-- BEGIN Supplied records --

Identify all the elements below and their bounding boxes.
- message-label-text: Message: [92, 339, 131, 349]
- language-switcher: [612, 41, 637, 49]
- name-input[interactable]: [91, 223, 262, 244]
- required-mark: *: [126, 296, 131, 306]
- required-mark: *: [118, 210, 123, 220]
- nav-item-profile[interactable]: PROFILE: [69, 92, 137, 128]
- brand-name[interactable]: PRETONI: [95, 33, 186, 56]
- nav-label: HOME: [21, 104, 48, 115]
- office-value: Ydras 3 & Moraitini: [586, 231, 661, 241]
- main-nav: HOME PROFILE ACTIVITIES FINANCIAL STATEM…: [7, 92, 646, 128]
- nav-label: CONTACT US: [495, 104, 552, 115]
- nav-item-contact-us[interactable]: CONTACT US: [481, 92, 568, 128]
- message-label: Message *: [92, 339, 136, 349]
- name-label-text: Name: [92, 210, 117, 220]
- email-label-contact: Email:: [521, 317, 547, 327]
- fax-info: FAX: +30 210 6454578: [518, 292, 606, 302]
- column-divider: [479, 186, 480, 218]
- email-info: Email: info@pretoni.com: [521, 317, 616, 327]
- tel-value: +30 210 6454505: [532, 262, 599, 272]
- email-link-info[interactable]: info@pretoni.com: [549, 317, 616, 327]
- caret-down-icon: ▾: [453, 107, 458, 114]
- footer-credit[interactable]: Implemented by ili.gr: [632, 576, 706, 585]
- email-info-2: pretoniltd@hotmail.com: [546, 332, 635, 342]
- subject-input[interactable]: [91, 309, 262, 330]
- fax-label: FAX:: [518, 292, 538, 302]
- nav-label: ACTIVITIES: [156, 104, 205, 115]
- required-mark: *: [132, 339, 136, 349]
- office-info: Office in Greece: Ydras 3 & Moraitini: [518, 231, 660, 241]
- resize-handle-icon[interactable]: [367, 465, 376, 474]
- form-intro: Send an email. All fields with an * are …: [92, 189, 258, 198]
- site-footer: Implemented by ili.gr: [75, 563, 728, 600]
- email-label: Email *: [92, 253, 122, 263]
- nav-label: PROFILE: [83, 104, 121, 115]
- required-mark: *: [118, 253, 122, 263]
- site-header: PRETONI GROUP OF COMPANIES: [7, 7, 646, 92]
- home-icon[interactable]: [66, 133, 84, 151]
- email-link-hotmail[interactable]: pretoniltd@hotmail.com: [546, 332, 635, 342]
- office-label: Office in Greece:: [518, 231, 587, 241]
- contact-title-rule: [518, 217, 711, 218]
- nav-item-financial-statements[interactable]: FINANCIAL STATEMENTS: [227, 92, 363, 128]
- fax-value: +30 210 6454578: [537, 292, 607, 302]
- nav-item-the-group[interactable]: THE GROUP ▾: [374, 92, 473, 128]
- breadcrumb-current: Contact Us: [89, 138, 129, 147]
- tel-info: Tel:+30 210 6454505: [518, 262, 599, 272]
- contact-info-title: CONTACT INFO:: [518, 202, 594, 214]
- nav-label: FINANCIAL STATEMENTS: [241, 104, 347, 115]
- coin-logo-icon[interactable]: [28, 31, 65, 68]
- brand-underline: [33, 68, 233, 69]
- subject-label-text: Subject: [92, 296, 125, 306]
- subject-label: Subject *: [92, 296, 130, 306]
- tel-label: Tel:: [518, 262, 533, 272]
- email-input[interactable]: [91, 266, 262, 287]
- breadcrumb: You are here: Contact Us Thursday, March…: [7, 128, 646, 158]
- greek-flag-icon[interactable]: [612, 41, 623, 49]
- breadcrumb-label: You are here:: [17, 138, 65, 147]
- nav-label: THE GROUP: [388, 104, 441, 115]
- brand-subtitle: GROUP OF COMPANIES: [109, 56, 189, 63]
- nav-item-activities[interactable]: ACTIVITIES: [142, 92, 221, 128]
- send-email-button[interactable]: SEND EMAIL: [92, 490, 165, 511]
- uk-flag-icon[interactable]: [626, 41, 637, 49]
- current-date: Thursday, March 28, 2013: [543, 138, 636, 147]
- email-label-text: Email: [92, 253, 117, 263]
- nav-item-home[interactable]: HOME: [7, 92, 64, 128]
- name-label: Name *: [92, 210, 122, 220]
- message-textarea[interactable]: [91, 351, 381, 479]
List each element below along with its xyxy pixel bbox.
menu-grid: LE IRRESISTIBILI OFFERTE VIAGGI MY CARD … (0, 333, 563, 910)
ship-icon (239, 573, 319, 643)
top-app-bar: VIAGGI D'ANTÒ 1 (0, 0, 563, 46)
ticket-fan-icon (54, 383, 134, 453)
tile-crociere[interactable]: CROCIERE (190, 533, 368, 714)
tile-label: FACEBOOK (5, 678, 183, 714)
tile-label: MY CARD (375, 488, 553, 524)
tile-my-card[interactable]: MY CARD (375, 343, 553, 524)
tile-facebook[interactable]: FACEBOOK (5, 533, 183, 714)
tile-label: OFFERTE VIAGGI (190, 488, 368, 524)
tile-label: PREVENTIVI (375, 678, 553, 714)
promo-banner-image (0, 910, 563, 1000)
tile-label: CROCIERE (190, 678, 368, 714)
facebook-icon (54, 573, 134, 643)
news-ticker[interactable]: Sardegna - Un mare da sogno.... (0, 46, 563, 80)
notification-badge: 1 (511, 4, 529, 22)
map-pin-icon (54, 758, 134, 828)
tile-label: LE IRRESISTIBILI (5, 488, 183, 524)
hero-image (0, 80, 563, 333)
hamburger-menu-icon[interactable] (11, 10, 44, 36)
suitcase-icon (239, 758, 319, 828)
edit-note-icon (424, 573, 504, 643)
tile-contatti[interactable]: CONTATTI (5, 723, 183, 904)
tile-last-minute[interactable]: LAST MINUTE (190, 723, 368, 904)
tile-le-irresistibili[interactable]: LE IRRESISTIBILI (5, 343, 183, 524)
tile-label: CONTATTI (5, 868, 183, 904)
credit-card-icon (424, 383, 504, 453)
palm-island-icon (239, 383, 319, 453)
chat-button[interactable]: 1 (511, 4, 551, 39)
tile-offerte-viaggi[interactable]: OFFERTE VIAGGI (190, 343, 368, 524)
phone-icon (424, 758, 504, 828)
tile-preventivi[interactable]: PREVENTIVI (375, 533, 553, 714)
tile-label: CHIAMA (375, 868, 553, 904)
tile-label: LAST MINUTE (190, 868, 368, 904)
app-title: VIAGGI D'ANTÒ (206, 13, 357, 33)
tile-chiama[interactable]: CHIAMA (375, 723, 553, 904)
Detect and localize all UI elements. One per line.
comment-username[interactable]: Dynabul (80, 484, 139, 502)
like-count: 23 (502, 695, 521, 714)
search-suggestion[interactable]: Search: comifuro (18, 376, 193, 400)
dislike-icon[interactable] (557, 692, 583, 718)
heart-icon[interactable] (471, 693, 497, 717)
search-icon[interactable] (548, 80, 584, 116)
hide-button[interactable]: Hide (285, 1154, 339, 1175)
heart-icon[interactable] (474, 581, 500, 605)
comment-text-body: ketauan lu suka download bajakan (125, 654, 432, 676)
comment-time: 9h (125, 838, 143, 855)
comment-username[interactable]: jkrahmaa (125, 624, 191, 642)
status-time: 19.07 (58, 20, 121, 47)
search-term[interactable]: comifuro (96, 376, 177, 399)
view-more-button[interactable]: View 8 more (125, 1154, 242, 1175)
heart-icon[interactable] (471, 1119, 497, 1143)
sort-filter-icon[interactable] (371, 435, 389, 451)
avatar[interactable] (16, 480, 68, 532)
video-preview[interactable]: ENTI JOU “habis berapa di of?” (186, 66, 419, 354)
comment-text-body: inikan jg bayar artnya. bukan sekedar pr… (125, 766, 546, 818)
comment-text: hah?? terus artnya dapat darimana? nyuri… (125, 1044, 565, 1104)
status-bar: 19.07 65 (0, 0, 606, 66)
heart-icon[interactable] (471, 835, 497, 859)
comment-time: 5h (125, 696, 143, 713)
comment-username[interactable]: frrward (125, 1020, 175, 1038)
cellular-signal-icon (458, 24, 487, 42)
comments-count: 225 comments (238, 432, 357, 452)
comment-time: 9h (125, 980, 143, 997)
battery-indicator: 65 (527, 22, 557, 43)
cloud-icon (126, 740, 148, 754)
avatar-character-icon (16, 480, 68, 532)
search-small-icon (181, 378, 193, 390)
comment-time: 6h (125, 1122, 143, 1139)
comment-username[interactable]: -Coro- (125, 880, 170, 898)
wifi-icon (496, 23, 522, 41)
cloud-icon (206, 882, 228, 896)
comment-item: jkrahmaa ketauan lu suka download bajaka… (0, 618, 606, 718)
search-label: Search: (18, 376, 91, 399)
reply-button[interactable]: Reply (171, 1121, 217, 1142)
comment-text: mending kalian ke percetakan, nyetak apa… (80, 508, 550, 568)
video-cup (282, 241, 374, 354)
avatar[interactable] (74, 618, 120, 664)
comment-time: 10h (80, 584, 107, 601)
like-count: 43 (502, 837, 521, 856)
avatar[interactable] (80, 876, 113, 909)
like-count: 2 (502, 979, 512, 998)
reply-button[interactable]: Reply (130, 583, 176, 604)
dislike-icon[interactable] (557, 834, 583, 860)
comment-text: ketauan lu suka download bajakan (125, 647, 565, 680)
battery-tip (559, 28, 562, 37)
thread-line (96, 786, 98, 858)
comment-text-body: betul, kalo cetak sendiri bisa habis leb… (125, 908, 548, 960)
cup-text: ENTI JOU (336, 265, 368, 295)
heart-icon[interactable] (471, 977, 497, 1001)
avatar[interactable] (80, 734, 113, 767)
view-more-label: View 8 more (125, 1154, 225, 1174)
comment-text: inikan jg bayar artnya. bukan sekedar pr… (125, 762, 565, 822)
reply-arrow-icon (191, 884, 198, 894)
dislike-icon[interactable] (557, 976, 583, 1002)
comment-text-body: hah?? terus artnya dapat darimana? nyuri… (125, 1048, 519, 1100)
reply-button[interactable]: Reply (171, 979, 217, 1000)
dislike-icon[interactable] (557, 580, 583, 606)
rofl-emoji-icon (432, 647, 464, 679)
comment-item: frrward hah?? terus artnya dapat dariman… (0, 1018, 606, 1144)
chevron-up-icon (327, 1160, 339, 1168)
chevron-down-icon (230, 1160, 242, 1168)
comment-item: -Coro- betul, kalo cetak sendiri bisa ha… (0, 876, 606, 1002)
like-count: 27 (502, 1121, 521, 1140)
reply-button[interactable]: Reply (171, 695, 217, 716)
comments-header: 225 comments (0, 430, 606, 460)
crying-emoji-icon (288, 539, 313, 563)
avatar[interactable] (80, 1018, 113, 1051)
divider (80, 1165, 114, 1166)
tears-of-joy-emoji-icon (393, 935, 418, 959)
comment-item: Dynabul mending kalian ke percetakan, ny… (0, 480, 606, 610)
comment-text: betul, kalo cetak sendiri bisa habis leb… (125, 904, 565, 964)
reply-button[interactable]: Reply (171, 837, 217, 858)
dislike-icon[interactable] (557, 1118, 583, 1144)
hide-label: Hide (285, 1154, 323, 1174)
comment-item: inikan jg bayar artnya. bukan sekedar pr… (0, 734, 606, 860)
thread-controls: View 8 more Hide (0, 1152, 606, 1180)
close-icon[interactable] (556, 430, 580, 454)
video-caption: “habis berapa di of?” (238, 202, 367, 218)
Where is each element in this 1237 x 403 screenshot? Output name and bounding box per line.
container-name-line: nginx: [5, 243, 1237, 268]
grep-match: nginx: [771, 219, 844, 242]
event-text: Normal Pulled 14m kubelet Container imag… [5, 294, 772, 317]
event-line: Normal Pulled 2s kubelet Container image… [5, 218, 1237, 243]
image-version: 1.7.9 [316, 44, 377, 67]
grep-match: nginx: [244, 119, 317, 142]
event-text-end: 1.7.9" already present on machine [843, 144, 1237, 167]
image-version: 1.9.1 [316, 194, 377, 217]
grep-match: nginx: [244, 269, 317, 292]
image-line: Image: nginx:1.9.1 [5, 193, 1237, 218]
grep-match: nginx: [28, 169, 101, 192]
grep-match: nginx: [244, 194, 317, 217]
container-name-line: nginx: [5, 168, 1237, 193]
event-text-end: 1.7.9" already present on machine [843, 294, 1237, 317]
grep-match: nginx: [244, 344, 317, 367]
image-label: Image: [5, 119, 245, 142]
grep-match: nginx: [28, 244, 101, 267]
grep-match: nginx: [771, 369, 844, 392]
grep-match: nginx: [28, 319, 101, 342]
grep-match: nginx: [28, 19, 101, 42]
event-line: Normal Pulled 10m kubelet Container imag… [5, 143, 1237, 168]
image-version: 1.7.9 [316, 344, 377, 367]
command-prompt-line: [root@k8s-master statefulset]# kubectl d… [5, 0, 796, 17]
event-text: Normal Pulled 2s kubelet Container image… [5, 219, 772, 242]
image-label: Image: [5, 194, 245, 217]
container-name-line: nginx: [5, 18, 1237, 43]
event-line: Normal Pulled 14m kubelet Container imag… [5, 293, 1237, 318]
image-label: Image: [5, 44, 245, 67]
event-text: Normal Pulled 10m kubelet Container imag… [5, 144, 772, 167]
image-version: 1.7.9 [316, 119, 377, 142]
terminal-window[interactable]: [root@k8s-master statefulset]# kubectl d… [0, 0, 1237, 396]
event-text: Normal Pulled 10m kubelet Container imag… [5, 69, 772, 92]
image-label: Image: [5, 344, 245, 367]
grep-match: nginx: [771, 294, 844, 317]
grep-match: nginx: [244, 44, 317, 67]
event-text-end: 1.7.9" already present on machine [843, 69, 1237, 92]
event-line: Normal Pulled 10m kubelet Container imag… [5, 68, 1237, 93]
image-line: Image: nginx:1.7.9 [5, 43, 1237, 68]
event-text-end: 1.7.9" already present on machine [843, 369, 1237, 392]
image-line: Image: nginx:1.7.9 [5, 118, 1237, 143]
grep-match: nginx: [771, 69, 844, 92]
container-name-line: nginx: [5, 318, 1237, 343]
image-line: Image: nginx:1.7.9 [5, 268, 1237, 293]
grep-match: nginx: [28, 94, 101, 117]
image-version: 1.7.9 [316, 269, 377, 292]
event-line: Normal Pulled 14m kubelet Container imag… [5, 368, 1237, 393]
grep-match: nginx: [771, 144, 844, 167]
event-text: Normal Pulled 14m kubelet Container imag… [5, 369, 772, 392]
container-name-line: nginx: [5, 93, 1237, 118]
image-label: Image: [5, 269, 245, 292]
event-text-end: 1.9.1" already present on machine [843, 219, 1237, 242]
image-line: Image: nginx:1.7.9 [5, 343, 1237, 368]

-- END Supplied records --

Exercise description – Copy everything from the start of the data down to and including the line that contains "- main-nav: HOME", reproducing each line character for character.

Solution for this task –
Identify all the elements below and their bounding boxes.
- message-label-text: Message: [92, 339, 131, 349]
- language-switcher: [612, 41, 637, 49]
- name-input[interactable]: [91, 223, 262, 244]
- required-mark: *: [126, 296, 131, 306]
- required-mark: *: [118, 210, 123, 220]
- nav-item-profile[interactable]: PROFILE: [69, 92, 137, 128]
- brand-name[interactable]: PRETONI: [95, 33, 186, 56]
- nav-label: HOME: [21, 104, 48, 115]
- office-value: Ydras 3 & Moraitini: [586, 231, 661, 241]
- main-nav: HOME PROFILE ACTIVITIES FINANCIAL STATEM…: [7, 92, 646, 128]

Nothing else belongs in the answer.